Check each line of the listing for the string "from", then state how many lines have it. Only the number is wanted.

Structured figure records
────────────────────────────────────────
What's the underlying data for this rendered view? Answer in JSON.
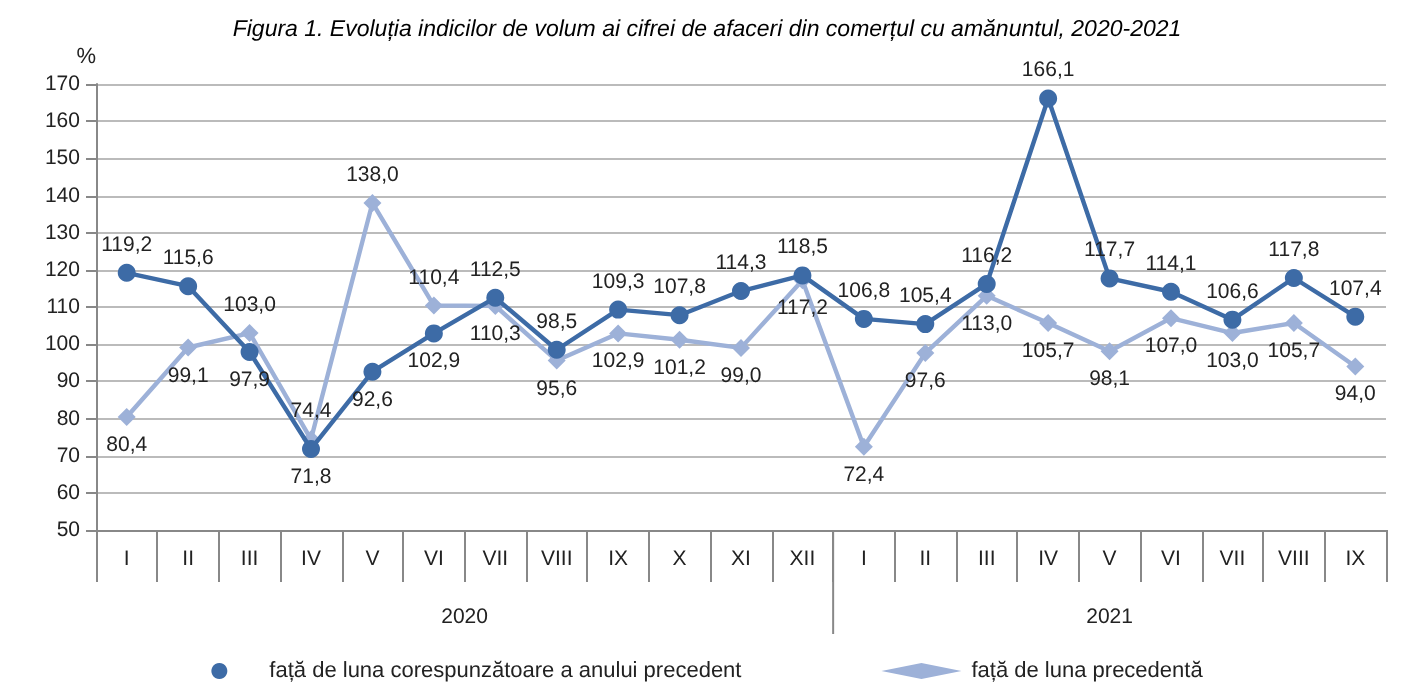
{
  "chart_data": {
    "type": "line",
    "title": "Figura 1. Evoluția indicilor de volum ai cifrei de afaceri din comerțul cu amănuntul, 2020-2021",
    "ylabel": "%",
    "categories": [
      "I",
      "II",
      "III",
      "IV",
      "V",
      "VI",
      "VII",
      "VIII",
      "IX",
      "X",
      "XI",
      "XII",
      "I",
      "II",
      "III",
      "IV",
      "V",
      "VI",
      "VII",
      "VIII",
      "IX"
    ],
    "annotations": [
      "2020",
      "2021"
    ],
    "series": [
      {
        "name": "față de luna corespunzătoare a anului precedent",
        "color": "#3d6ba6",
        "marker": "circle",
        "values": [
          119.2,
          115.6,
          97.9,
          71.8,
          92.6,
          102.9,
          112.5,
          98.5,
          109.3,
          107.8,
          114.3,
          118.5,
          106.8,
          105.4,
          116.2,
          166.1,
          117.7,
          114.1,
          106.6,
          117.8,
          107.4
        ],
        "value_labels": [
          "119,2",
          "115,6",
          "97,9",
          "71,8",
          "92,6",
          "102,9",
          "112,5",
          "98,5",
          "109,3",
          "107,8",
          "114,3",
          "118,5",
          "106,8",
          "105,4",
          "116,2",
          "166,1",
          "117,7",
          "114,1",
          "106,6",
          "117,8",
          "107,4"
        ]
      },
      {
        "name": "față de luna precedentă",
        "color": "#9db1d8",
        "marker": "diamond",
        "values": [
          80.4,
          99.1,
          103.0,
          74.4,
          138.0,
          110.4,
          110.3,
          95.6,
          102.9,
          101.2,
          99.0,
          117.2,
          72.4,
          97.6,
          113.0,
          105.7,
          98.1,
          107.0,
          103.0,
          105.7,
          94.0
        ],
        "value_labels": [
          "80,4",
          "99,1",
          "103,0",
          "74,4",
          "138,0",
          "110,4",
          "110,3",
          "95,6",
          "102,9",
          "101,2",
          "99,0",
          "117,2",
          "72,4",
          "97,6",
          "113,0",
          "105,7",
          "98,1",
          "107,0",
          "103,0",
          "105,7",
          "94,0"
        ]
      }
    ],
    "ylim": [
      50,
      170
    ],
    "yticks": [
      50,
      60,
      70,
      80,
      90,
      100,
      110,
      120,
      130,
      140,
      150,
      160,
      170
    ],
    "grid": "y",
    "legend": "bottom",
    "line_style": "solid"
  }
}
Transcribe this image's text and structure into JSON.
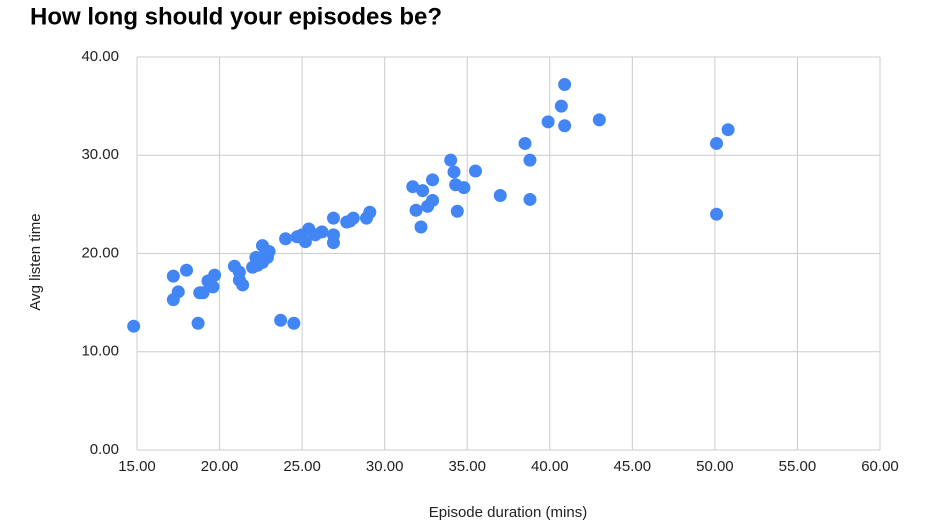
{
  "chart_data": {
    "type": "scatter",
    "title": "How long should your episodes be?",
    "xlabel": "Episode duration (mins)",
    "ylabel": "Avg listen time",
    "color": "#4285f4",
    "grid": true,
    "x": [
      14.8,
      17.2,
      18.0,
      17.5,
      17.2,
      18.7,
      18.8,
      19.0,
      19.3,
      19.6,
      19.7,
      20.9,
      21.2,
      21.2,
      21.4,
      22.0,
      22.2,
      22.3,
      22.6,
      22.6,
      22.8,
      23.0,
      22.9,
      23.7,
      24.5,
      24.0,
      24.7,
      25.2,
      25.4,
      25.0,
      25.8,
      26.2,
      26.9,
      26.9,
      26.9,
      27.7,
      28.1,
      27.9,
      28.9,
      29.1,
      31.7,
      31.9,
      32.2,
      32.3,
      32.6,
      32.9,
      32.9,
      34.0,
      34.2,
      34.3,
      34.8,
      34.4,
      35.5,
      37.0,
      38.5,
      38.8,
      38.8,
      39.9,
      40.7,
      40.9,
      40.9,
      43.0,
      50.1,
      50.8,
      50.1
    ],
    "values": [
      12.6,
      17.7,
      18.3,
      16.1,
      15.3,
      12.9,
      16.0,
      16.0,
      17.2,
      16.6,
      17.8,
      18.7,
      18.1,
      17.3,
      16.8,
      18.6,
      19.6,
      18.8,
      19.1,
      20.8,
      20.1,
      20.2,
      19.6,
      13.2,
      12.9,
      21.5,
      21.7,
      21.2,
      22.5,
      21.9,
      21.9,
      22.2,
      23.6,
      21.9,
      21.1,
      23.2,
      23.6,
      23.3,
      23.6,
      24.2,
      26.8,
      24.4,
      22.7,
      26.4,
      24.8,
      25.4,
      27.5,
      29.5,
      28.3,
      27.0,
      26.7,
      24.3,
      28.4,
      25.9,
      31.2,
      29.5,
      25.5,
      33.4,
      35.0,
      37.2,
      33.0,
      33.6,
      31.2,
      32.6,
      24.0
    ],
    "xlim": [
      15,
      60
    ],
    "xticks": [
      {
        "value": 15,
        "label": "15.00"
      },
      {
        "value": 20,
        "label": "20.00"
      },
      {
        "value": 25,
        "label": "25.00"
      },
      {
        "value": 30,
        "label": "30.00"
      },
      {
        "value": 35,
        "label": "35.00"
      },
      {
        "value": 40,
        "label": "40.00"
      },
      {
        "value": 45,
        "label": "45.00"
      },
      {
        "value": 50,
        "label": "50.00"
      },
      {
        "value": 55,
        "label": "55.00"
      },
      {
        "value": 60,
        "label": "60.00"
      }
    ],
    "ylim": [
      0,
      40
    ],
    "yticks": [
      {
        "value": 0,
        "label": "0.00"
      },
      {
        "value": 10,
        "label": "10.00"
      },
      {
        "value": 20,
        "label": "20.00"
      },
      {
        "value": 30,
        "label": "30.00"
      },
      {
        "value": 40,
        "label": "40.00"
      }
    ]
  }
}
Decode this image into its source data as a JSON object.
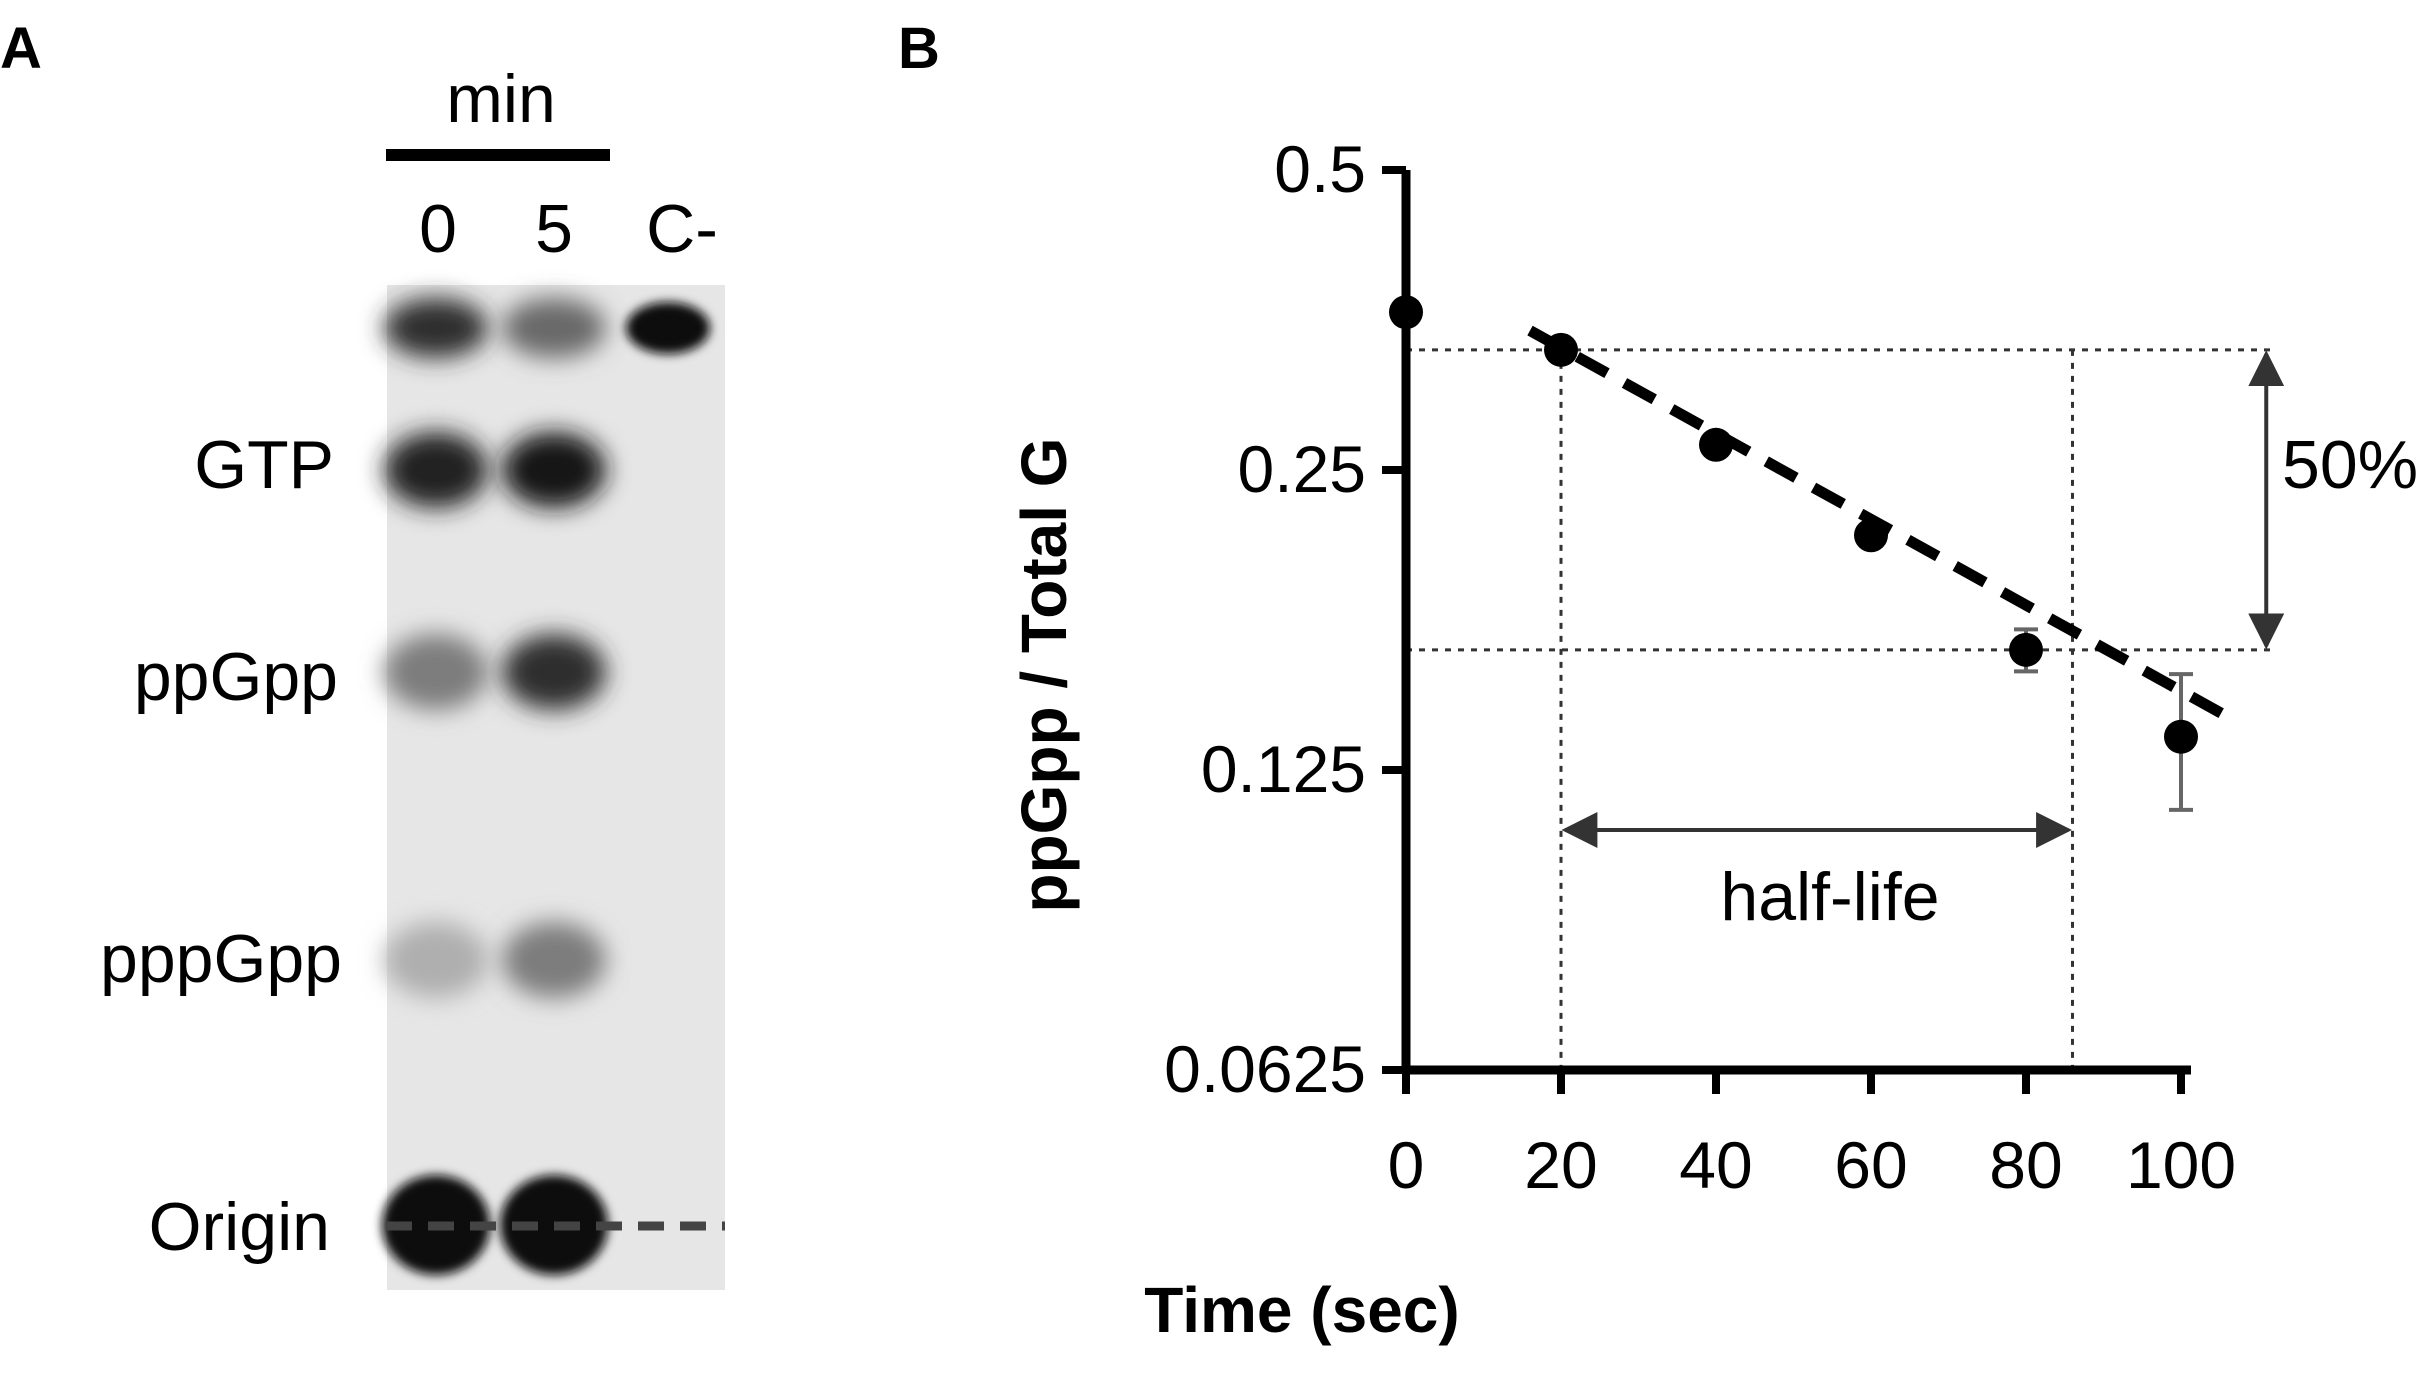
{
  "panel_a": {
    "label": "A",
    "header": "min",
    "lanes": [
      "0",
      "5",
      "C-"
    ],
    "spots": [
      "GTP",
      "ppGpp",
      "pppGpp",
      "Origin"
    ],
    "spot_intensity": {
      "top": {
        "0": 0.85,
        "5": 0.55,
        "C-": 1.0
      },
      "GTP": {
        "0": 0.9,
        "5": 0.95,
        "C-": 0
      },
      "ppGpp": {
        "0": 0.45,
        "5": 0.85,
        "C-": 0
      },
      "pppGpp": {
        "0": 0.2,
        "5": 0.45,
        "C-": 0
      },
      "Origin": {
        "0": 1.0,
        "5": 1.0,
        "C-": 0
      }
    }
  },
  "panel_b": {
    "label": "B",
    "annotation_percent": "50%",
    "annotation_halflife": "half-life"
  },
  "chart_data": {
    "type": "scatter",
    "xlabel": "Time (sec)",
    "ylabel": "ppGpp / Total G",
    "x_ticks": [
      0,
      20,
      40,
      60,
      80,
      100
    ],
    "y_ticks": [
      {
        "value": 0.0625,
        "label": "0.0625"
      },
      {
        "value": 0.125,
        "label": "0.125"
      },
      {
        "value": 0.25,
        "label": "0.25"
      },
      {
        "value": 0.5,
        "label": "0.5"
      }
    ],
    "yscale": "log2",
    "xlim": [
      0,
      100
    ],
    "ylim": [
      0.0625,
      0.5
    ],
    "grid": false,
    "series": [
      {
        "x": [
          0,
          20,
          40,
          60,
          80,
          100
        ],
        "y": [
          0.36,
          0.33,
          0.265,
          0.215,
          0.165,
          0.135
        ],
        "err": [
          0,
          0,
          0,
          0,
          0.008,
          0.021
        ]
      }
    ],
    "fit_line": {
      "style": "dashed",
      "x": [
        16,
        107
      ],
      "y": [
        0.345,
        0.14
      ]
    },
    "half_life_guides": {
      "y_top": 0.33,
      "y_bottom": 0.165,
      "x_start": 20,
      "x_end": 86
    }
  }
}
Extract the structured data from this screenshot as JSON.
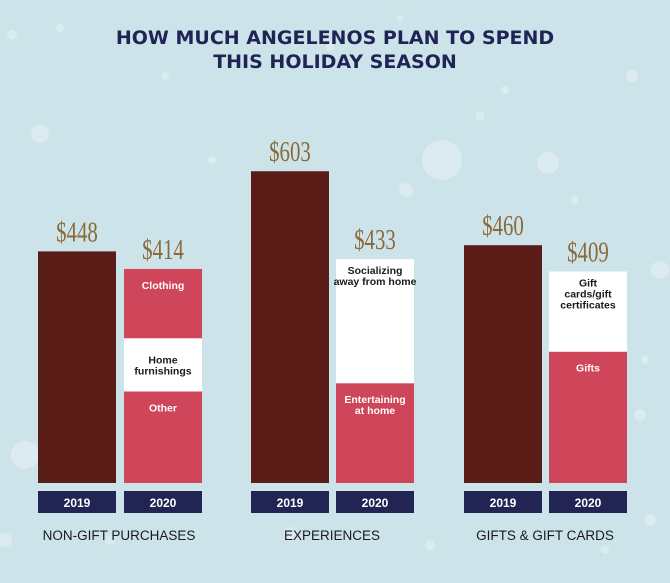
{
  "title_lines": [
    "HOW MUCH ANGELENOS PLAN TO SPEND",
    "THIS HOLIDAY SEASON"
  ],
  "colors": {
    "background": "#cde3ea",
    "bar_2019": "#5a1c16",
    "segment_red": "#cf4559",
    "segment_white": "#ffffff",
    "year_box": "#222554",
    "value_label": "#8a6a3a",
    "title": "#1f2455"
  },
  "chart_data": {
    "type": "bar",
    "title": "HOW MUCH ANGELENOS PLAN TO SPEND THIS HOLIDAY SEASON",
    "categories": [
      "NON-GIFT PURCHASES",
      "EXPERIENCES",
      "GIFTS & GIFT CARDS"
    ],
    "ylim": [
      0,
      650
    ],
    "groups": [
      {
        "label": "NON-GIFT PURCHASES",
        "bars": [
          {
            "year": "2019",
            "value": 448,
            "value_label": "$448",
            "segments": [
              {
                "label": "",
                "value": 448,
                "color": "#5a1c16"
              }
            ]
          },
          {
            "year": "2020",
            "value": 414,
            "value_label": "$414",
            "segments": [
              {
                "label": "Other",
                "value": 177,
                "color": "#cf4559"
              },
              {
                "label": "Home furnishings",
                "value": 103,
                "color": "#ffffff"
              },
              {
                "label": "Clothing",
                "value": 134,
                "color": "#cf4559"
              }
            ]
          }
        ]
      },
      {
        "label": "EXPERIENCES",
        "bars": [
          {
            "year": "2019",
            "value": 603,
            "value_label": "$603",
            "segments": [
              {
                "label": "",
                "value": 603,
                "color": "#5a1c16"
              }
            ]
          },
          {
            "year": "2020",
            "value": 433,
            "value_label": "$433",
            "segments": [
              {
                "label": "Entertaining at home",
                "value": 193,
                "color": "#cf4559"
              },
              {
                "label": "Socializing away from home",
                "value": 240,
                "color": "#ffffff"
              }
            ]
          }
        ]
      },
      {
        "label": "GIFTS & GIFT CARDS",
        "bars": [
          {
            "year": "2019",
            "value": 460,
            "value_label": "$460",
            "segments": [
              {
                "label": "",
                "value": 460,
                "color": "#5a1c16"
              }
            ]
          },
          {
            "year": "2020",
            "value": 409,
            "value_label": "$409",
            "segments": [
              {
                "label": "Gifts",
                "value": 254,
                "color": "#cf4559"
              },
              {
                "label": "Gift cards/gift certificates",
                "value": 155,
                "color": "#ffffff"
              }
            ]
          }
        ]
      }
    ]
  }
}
────────────────────────────────────────
**RIGHT ANSWER:** 2